Selected passage:
--------------------------------

For a typical hybrid inverter, it is a boost converter to take the PV input and boost it, if needed, to the AC inverter high rail. If the PV is already above what is needed, the MPPT just passes it through unchanged. It usually does not have a buck conversion option, instead the AC inverter section simply uses lower duty cycles when making the AC waveform from a higher than necessary rail voltage. Not having a buck be part of the MPPT on a hybrid saves money and it possibly a bit more efficient.
The AC inverter high rail will be the higher of the highest MPPT input or about 360 VDC (for US 240 VAC inverter). If all you PV inputs are under 360 VDC, all MPPTs will be boosting to about 360 VDC. If one MPPT is 400 VDC and the other lower, then the higher one passes the 400 VDC unchanged and the other MPPTs have to boost to 400 VDC. When spec sheets show MPPT efficiency is 99.9%, that's the pass through mode, no switching or boosting, but that's not the efficiency over the entire MPPT voltage range. A higher than necessary rail for the AC inverter reduces its efficiency, too. If the MPPT has to boost, then you might be down to 96% or 97% efficiency to the AC inverter rail, then the inverter losses on top of that.

--------------------------------

Given information:
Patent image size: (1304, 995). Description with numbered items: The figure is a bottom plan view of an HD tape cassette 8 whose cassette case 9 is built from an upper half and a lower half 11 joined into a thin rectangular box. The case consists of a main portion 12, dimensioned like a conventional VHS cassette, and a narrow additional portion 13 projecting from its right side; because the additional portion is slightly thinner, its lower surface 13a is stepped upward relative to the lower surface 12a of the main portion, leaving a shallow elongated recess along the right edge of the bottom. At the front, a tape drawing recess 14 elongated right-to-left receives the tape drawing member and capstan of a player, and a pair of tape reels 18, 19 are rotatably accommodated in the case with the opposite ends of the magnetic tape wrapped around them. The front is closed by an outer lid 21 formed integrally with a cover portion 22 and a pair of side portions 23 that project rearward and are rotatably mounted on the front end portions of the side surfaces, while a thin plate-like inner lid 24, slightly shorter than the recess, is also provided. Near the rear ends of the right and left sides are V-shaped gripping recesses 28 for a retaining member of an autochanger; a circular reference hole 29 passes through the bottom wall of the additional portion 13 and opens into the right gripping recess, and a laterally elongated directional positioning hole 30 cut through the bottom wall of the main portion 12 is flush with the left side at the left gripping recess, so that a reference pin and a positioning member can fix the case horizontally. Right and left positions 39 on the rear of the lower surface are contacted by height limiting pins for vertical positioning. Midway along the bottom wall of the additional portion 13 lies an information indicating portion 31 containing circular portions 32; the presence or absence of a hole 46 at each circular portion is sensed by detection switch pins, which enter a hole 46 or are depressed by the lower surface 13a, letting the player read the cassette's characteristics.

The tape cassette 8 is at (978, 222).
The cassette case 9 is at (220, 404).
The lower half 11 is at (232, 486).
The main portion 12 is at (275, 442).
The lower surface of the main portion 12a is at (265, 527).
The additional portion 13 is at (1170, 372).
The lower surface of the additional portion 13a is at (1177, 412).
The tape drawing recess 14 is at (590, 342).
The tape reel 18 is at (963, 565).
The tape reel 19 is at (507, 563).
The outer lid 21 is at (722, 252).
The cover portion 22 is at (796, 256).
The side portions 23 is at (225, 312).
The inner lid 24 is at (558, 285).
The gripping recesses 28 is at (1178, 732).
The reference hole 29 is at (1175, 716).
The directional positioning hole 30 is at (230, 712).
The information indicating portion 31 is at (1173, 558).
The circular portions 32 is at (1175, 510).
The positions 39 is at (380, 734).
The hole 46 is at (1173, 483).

--------------------------------

Required work:
Resume the passage on hybrid inverter MPPT boosting, picking up right after its final sentence about inverter losses.

Final result:
Ideally, you want all your PV strings to come in right at 360 VDC. This maximizes the efficiency of both the MPPT and the AC inverter section. A terrible setup is where you have one PV at near the max input, and then others near the min input. Those min input MPPTs have to boost so high, and the AC inverter loses efficiency with the high rail voltage.
Vendors are really adept at making their efficiency specs look great. They do this by operating everything at the ideal point. For real world uses where things aren't optimal, the numbers are not as good. I wish vendors would publish real charts on MPPT efficiency versus input voltage. That would be eye opening to some.
Mike C.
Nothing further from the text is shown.